● Supplied data:
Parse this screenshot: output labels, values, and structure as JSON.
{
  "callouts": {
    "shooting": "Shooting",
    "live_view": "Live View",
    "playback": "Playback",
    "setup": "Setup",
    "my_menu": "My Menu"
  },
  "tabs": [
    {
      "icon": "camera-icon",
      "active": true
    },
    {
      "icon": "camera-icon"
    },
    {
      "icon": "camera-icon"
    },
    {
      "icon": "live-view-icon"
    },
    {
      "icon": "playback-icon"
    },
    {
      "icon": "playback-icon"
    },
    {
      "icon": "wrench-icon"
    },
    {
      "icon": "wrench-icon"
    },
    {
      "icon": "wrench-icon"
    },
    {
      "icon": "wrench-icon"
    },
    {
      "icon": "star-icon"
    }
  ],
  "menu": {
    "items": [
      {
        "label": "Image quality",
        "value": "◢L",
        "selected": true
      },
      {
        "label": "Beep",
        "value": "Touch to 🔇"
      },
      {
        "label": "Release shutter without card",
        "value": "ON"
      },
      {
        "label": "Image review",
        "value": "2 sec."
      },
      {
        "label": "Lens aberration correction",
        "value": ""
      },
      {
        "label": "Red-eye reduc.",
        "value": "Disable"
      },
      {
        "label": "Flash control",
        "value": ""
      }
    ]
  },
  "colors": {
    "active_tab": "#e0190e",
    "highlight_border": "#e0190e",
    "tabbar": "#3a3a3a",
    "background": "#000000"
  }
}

● Exercise:
Reproduce the data, keeping every line exactly the same.

● Task response:
Parse this screenshot: output labels, values, and structure as JSON.
{
  "callouts": {
    "shooting": "Shooting",
    "live_view": "Live View",
    "playback": "Playback",
    "setup": "Setup",
    "my_menu": "My Menu"
  },
  "tabs": [
    {
      "icon": "camera-icon",
      "active": true
    },
    {
      "icon": "camera-icon"
    },
    {
      "icon": "camera-icon"
    },
    {
      "icon": "live-view-icon"
    },
    {
      "icon": "playback-icon"
    },
    {
      "icon": "playback-icon"
    },
    {
      "icon": "wrench-icon"
    },
    {
      "icon": "wrench-icon"
    },
    {
      "icon": "wrench-icon"
    },
    {
      "icon": "wrench-icon"
    },
    {
      "icon": "star-icon"
    }
  ],
  "menu": {
    "items": [
      {
        "label": "Image quality",
        "value": "◢L",
        "selected": true
      },
      {
        "label": "Beep",
        "value": "Touch to 🔇"
      },
      {
        "label": "Release shutter without card",
        "value": "ON"
      },
      {
        "label": "Image review",
        "value": "2 sec."
      },
      {
        "label": "Lens aberration correction",
        "value": ""
      },
      {
        "label": "Red-eye reduc.",
        "value": "Disable"
      },
      {
        "label": "Flash control",
        "value": ""
      }
    ]
  },
  "colors": {
    "active_tab": "#e0190e",
    "highlight_border": "#e0190e",
    "tabbar": "#3a3a3a",
    "background": "#000000"
  }
}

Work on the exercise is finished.